Task brief>
Tally up the lines carrying the string "différents" and respond with only the resulting number.

Dataset entries on figures:
## Begin
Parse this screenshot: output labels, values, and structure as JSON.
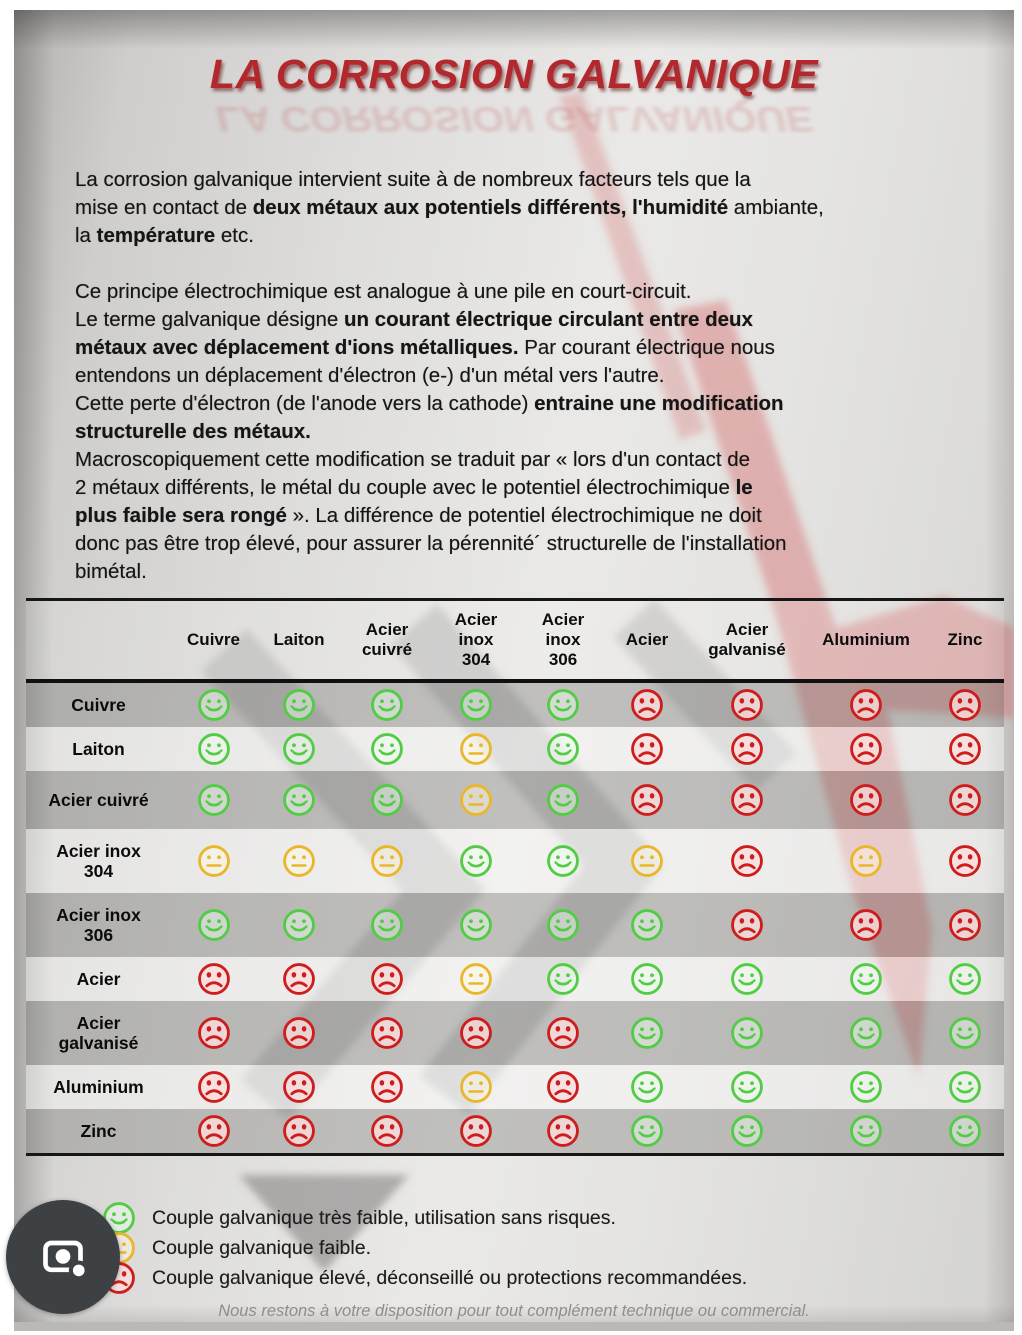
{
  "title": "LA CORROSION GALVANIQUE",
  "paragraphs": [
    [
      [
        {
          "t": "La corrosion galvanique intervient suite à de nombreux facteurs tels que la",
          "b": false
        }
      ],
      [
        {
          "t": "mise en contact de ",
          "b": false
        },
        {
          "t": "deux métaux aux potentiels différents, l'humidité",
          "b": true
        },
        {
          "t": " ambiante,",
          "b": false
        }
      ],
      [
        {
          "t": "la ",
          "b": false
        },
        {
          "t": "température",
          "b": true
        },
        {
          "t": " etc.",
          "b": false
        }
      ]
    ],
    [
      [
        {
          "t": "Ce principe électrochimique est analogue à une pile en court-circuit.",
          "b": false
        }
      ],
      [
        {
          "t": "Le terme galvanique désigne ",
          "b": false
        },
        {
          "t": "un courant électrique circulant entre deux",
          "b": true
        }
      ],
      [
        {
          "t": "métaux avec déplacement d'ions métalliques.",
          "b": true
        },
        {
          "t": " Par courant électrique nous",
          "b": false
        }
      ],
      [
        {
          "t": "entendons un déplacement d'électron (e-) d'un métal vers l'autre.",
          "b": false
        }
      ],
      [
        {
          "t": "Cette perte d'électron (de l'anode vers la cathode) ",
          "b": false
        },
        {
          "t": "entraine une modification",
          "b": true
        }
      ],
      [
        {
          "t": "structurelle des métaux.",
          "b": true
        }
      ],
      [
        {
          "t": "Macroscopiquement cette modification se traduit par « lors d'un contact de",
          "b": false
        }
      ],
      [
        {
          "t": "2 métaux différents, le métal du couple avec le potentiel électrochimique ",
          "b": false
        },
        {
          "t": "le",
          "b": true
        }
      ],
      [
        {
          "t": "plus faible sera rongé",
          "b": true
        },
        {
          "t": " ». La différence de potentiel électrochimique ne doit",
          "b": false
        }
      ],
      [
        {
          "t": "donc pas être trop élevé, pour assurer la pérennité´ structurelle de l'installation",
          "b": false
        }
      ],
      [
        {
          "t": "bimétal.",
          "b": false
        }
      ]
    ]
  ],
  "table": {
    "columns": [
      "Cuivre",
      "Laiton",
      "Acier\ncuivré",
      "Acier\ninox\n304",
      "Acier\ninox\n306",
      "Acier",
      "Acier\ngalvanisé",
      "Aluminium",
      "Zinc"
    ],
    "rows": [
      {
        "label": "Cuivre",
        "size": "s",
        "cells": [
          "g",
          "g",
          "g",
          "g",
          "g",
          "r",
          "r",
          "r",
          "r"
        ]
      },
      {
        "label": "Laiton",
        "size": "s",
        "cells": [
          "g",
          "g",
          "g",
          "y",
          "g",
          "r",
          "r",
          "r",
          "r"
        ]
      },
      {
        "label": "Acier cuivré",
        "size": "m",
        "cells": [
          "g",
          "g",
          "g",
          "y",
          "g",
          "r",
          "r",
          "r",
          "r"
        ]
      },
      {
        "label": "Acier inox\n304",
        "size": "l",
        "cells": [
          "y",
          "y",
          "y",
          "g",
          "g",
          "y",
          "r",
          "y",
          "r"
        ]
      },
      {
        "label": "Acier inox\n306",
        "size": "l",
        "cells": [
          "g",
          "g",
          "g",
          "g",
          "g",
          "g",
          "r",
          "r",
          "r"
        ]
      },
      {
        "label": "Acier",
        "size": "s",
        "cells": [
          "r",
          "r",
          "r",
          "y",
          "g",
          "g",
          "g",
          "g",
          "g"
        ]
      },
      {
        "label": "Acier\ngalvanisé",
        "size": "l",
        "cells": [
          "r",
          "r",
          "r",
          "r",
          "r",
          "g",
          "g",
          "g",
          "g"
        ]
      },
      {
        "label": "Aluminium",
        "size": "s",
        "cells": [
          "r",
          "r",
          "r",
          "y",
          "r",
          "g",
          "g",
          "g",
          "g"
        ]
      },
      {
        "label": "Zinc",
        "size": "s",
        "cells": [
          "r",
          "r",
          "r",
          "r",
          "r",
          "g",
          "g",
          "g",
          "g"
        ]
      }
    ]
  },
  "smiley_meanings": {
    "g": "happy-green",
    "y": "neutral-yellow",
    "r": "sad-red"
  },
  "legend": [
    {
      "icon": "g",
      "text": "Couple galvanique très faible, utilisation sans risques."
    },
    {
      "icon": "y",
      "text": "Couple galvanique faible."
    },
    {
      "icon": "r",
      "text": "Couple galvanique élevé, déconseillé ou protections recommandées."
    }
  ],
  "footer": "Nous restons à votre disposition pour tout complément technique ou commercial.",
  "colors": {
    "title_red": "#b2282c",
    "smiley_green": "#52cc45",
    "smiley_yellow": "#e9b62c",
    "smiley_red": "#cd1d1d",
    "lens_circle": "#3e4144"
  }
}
## End
## Begin
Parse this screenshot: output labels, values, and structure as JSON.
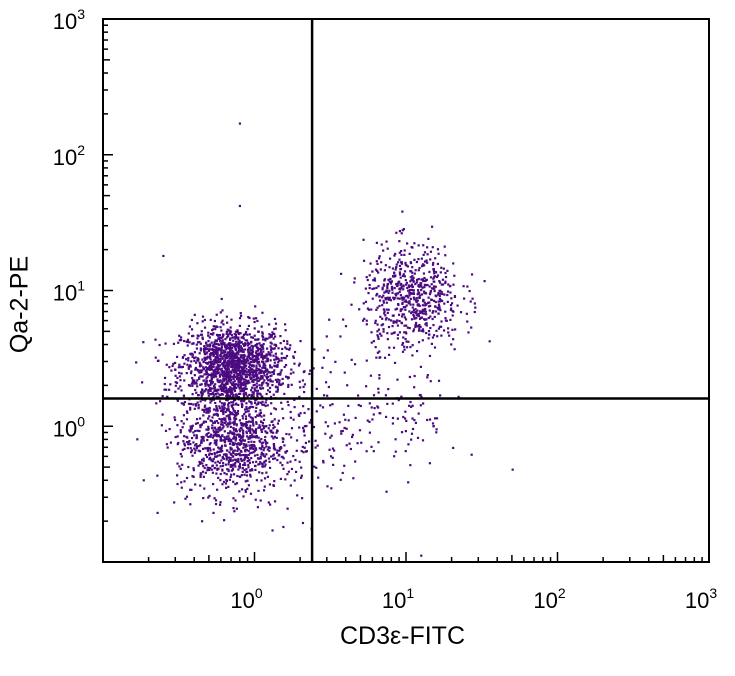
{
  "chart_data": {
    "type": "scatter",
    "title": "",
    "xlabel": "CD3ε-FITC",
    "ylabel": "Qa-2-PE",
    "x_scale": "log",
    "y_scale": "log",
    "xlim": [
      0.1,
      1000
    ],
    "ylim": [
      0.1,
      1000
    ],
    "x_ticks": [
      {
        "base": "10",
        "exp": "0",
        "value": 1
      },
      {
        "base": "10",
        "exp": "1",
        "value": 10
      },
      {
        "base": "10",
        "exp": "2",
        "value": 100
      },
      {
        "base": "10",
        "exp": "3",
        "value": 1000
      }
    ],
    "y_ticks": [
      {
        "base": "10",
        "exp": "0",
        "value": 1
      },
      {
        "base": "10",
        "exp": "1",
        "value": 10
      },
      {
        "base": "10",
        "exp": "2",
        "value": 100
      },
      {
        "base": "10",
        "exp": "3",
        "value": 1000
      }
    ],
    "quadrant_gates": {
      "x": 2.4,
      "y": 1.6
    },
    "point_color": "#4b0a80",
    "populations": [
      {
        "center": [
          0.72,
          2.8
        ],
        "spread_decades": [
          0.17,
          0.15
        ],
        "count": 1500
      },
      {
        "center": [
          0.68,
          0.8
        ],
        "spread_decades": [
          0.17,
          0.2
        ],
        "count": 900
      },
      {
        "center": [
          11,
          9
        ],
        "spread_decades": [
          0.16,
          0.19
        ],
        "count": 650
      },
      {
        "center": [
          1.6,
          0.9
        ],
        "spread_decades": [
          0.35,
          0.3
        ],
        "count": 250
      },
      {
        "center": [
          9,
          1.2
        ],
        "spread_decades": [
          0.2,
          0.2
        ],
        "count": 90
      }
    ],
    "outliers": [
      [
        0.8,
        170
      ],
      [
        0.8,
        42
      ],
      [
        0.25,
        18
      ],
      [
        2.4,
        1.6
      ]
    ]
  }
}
## End
Expected answer>
2